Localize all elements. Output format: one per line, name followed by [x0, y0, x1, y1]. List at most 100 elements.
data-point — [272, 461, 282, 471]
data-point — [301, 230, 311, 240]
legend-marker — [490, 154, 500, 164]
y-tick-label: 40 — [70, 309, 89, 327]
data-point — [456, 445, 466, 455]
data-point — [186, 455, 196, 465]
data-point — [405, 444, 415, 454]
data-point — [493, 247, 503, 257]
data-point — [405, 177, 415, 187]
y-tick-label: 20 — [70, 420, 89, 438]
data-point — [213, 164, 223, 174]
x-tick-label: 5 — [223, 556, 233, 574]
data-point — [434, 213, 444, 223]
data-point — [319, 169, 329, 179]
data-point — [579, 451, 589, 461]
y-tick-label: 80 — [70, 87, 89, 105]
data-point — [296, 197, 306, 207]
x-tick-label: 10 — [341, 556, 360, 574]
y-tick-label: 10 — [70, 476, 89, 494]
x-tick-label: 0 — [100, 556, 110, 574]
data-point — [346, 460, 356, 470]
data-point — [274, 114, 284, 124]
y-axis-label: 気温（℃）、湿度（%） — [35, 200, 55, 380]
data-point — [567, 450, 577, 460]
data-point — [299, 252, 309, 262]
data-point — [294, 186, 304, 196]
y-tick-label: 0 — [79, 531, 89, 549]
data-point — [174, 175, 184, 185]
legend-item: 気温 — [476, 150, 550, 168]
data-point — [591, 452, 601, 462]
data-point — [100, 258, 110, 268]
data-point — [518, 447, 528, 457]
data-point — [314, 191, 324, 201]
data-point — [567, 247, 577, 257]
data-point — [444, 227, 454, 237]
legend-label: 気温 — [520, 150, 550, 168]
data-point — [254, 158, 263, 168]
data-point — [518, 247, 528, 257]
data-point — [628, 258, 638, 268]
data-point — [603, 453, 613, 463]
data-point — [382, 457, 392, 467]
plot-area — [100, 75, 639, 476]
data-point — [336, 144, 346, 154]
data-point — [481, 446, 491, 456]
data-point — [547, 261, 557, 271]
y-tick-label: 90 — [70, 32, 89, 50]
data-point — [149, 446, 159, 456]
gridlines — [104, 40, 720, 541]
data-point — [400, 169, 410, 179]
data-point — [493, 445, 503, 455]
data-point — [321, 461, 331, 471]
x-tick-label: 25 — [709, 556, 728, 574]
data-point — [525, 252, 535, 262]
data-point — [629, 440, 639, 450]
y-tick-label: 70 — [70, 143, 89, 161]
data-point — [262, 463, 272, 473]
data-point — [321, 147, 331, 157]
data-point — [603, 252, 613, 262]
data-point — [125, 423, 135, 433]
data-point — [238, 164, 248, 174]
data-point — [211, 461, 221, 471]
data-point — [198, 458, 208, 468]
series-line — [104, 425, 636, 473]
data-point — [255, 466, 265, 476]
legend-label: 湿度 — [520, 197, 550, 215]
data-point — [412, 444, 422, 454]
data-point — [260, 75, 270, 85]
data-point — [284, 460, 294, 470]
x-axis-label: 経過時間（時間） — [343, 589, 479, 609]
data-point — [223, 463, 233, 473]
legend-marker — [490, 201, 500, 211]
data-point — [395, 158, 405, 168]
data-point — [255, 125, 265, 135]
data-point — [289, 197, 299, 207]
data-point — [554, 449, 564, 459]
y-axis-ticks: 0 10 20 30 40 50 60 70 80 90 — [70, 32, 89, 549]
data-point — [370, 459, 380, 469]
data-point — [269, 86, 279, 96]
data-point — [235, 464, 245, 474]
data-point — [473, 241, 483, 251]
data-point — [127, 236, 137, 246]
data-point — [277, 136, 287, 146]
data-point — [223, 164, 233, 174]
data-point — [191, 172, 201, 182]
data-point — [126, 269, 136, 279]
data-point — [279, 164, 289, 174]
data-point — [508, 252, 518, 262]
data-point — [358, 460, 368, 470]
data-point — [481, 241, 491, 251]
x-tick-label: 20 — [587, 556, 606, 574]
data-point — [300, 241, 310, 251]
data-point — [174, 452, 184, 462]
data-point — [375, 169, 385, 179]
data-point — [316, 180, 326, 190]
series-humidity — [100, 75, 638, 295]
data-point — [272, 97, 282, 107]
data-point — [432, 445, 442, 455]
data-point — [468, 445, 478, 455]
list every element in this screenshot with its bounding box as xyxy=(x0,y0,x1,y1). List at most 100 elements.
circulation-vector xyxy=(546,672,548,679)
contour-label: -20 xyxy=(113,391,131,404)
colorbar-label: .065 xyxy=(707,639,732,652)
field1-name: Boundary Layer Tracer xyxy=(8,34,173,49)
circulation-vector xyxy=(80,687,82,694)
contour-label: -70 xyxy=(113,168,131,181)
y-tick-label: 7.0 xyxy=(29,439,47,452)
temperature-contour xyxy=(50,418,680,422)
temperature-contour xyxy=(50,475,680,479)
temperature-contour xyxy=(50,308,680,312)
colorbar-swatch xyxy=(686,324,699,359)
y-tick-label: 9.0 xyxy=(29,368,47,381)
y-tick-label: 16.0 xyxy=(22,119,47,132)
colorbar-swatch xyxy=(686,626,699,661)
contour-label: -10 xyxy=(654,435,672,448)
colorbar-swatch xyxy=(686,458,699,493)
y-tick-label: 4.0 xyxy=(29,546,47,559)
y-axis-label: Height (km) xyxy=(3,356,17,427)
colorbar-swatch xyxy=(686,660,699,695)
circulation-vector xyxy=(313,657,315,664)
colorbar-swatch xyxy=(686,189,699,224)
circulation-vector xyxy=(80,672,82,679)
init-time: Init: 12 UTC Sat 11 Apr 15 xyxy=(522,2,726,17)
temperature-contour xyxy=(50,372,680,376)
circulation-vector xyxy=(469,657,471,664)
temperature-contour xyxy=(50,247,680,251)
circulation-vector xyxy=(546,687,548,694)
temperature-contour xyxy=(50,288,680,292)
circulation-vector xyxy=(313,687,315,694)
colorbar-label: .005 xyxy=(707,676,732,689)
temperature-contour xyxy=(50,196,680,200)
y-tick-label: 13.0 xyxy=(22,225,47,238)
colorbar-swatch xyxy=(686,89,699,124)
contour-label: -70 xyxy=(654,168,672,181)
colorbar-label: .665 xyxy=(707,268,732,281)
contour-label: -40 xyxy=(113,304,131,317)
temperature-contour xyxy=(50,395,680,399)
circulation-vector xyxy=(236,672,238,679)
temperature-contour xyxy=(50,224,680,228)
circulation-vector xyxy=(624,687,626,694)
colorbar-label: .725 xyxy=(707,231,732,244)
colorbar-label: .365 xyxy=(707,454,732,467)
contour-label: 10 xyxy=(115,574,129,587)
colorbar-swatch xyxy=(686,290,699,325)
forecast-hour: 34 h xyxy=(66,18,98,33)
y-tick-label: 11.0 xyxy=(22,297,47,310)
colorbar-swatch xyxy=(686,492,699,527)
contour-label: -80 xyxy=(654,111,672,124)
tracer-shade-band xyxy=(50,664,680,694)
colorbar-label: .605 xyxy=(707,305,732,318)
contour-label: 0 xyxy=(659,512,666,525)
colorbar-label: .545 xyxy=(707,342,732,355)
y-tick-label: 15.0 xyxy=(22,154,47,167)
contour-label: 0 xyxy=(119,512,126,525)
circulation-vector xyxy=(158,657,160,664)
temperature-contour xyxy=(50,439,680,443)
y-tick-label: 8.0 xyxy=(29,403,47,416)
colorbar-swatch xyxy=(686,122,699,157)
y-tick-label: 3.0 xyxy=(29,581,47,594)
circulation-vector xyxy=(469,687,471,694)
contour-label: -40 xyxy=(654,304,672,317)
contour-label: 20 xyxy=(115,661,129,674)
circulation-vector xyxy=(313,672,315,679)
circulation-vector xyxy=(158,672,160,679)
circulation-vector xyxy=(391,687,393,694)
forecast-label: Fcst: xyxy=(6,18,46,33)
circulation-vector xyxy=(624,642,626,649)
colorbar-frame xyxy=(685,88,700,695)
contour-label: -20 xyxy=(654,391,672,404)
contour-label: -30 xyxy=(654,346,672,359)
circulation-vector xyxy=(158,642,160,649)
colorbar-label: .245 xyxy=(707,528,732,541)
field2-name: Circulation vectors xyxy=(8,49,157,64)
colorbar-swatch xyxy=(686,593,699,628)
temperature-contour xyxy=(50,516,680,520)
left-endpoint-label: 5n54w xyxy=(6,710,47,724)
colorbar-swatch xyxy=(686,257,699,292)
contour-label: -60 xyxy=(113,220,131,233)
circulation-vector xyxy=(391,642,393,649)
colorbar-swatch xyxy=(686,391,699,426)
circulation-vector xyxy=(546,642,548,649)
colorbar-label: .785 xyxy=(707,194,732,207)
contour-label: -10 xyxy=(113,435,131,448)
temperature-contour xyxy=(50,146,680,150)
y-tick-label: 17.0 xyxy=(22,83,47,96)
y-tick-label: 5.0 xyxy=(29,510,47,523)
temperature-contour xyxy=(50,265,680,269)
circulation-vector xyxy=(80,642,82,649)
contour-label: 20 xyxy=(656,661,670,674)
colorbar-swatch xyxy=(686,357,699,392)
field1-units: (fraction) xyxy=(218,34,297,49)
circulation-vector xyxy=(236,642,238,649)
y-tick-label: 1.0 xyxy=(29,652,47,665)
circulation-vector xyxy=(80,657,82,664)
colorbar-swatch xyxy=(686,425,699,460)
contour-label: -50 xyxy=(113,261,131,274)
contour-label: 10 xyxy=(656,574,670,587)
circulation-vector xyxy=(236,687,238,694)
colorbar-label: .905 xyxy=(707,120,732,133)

════════════════════

**AIM:** From the lines above, pick out each one that contains the word "elements" and copy it in full.

**WORKED ANSWER:**
Localize all elements. Output format: one per line, name followed by [x0, y0, x1, y1]. List at most 100 elements.
list every element in this screenshot with its bounding box as xyxy=(x0,y0,x1,y1). List at most 100 elements.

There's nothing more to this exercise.